[Collected data]
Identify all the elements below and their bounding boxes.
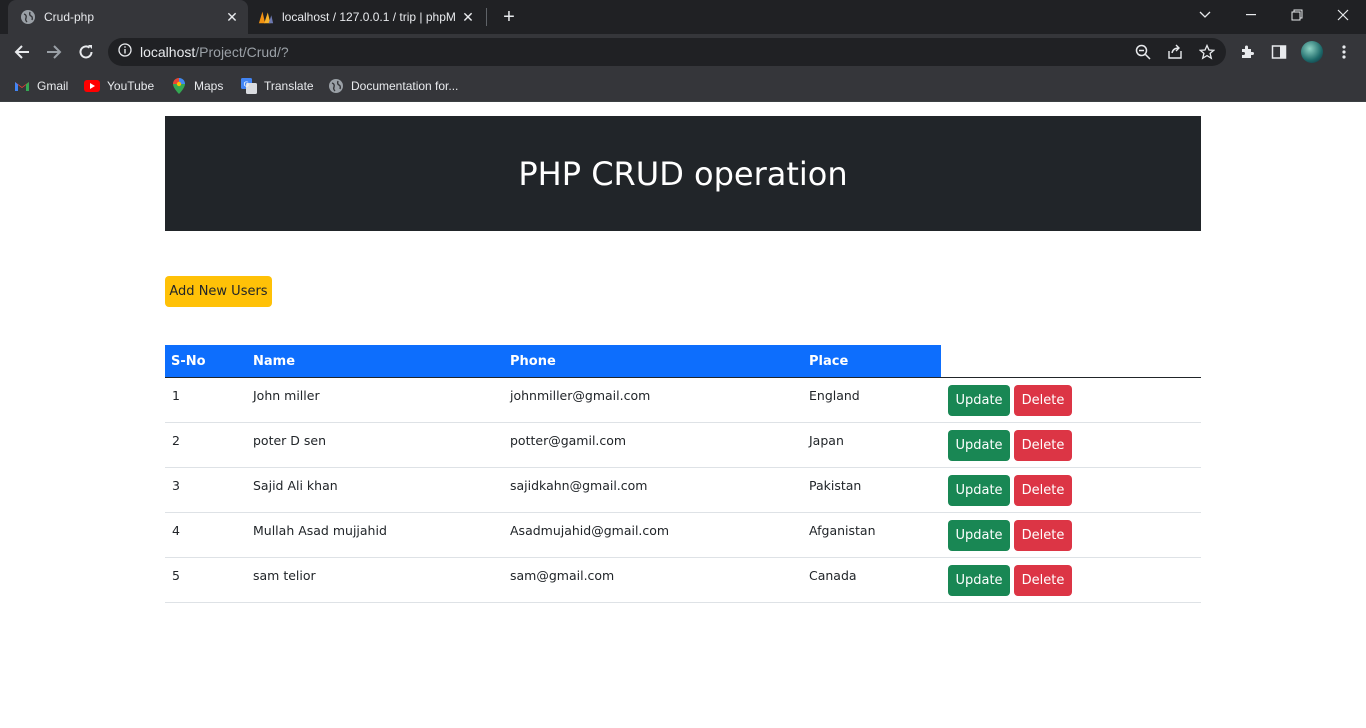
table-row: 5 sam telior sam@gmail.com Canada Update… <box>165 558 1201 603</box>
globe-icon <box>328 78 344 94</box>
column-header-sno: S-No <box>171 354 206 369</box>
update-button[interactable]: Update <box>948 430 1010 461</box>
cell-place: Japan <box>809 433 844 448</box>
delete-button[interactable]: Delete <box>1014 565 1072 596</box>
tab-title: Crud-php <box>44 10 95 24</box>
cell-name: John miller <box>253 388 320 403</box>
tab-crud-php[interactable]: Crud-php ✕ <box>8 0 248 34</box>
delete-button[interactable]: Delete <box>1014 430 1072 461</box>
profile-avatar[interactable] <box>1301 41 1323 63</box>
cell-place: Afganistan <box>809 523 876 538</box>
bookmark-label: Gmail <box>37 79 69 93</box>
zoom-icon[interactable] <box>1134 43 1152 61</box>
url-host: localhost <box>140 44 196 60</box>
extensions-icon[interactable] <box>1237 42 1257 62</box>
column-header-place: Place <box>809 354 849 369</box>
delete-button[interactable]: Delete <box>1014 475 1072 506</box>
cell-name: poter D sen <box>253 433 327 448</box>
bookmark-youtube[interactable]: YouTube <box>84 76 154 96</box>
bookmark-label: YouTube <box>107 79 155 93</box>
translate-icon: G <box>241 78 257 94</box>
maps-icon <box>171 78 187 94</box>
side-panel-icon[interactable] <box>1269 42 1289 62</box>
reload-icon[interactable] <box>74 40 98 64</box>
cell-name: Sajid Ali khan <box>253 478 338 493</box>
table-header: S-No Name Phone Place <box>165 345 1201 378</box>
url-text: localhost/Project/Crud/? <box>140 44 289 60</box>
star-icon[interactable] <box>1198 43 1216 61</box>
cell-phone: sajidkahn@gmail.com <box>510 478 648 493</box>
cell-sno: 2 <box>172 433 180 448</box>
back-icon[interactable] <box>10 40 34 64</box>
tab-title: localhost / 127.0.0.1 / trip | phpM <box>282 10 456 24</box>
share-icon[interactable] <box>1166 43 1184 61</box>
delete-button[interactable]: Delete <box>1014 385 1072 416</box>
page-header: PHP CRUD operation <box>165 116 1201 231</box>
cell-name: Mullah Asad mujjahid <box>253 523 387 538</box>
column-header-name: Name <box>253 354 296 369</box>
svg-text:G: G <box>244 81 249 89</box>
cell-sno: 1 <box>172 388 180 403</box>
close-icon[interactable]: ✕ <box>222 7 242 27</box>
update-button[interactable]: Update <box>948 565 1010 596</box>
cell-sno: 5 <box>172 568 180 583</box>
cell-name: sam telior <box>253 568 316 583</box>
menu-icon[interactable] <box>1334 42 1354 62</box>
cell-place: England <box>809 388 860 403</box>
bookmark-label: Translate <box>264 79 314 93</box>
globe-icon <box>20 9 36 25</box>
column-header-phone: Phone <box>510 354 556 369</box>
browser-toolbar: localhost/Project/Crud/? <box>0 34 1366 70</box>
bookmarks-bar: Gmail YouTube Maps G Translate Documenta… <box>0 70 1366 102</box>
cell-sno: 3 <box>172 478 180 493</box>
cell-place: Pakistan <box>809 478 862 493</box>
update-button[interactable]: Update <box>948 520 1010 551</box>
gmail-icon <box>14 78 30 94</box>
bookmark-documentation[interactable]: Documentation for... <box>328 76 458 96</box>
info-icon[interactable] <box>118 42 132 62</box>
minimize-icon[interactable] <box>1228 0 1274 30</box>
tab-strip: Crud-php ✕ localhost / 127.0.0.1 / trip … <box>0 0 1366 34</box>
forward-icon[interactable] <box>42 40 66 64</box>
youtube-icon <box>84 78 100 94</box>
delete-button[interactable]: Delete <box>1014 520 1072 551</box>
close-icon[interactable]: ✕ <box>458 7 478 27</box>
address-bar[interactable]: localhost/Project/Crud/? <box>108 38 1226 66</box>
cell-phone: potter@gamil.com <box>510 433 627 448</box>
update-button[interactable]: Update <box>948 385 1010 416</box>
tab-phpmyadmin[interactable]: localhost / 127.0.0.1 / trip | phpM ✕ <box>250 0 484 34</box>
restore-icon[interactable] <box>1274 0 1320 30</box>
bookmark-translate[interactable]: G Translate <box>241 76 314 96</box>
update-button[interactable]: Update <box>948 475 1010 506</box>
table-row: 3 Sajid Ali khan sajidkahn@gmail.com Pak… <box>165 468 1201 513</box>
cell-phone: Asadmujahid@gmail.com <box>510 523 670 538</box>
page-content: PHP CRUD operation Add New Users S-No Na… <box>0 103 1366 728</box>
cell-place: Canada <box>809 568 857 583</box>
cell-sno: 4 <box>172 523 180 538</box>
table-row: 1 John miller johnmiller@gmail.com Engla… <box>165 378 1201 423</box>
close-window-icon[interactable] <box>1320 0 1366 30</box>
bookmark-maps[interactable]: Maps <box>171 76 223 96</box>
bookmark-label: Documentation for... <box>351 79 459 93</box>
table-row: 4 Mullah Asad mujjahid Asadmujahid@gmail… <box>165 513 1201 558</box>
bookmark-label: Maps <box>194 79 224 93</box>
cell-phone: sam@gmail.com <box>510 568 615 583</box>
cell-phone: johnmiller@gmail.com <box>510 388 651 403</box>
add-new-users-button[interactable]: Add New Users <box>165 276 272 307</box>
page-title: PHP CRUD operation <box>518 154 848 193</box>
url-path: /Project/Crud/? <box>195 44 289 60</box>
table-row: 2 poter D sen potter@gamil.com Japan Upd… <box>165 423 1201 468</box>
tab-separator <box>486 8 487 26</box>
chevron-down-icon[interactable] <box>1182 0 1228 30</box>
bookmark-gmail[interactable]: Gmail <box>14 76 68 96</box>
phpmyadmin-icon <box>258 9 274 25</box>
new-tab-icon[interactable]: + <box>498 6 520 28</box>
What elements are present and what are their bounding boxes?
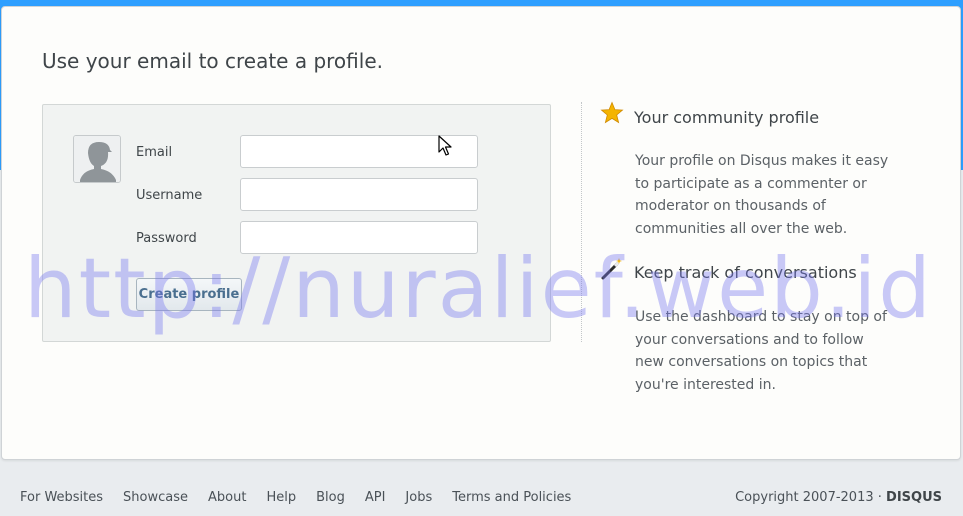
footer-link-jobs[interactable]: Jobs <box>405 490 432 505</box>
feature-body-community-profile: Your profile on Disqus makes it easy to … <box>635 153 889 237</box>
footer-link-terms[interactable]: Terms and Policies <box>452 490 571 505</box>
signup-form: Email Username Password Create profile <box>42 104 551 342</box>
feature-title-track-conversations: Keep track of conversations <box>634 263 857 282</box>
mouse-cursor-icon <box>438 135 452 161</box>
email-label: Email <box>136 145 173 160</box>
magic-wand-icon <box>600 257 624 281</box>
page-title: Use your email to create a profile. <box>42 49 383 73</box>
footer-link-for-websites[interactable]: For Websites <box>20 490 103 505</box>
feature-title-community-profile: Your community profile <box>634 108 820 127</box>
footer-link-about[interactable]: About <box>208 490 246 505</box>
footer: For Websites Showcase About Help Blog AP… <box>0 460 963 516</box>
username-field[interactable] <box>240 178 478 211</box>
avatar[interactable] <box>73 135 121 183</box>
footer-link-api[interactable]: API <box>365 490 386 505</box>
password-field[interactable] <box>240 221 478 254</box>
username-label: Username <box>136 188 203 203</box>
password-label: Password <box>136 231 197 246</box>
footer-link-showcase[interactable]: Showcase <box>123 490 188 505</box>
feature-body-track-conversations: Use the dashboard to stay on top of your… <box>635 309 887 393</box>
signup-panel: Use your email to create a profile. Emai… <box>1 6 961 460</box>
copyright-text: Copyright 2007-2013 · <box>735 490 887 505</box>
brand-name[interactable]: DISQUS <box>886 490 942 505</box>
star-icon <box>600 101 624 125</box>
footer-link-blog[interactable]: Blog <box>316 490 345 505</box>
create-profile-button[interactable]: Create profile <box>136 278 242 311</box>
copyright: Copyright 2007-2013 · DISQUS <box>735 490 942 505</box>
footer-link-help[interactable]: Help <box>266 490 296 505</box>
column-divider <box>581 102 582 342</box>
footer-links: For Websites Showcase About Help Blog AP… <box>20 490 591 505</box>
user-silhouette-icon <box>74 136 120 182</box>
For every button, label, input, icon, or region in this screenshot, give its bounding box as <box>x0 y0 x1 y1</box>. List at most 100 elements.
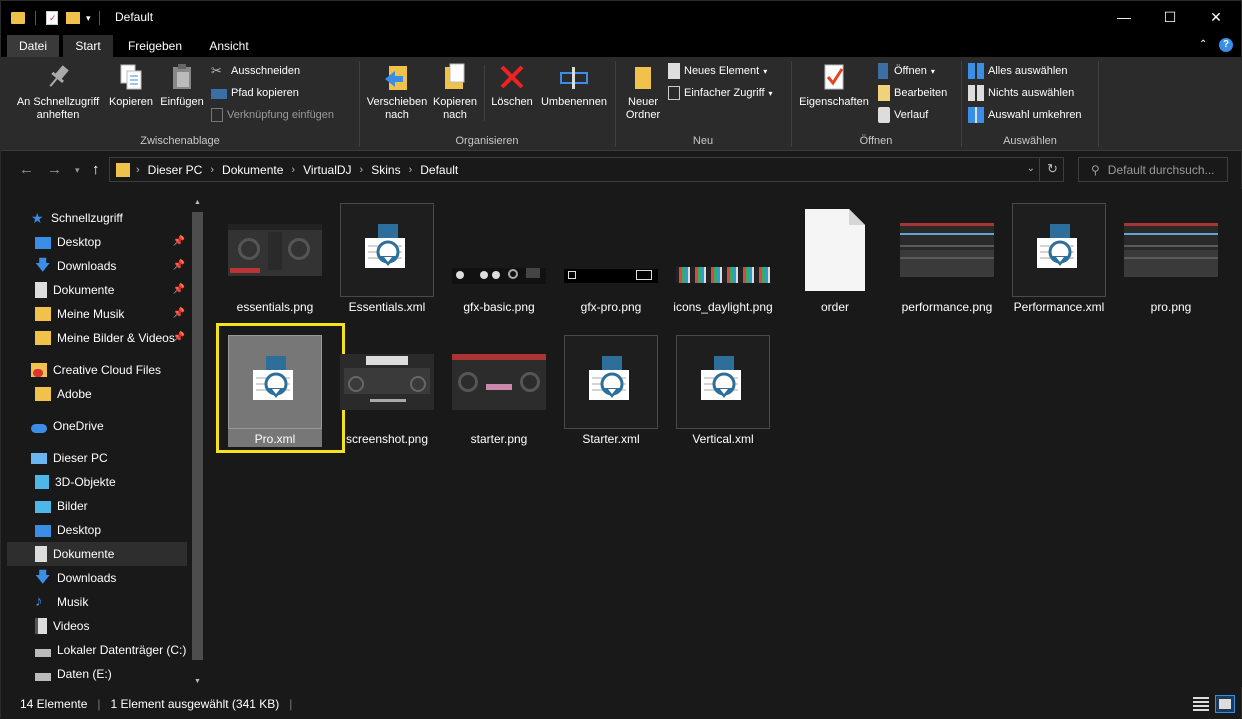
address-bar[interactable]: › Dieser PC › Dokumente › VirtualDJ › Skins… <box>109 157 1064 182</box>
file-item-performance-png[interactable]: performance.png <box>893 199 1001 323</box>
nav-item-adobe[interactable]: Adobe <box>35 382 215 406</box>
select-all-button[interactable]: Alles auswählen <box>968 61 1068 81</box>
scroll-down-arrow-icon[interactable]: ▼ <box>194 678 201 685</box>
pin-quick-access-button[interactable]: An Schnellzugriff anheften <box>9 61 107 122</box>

■ **Your objective**
Transcribe everything in the listing from the line containing "table-row: 5 sam" down to the line containing "back-icon[interactable] <box>10 40", with both of those lines included.

■ **Exercise solution**
table-row: 5 sam telior sam@gmail.com Canada Update… <box>165 558 1201 603</box>
globe-icon <box>328 78 344 94</box>
column-header-sno: S-No <box>171 354 206 369</box>
update-button[interactable]: Update <box>948 430 1010 461</box>
cell-place: Japan <box>809 433 844 448</box>
delete-button[interactable]: Delete <box>1014 565 1072 596</box>
tab-title: Crud-php <box>44 10 95 24</box>
cell-name: John miller <box>253 388 320 403</box>
tab-crud-php[interactable]: Crud-php ✕ <box>8 0 248 34</box>
delete-button[interactable]: Delete <box>1014 430 1072 461</box>
profile-avatar[interactable] <box>1301 41 1323 63</box>
cell-place: Afganistan <box>809 523 876 538</box>
bookmark-label: Gmail <box>37 79 69 93</box>
zoom-icon[interactable] <box>1134 43 1152 61</box>
url-host: localhost <box>140 44 196 60</box>
extensions-icon[interactable] <box>1237 42 1257 62</box>
column-header-place: Place <box>809 354 849 369</box>
delete-button[interactable]: Delete <box>1014 475 1072 506</box>
cell-name: poter D sen <box>253 433 327 448</box>
bookmark-youtube[interactable]: YouTube <box>84 76 154 96</box>
bookmark-label: YouTube <box>107 79 155 93</box>
translate-icon: G <box>241 78 257 94</box>
maps-icon <box>171 78 187 94</box>
side-panel-icon[interactable] <box>1269 42 1289 62</box>
reload-icon[interactable] <box>74 40 98 64</box>
cell-name: Sajid Ali khan <box>253 478 338 493</box>
table-header: S-No Name Phone Place <box>165 345 1201 378</box>
url-text: localhost/Project/Crud/? <box>140 44 289 60</box>
star-icon[interactable] <box>1198 43 1216 61</box>
cell-phone: sajidkahn@gmail.com <box>510 478 648 493</box>
cell-sno: 2 <box>172 433 180 448</box>
back-icon[interactable] <box>10 40 34 64</box>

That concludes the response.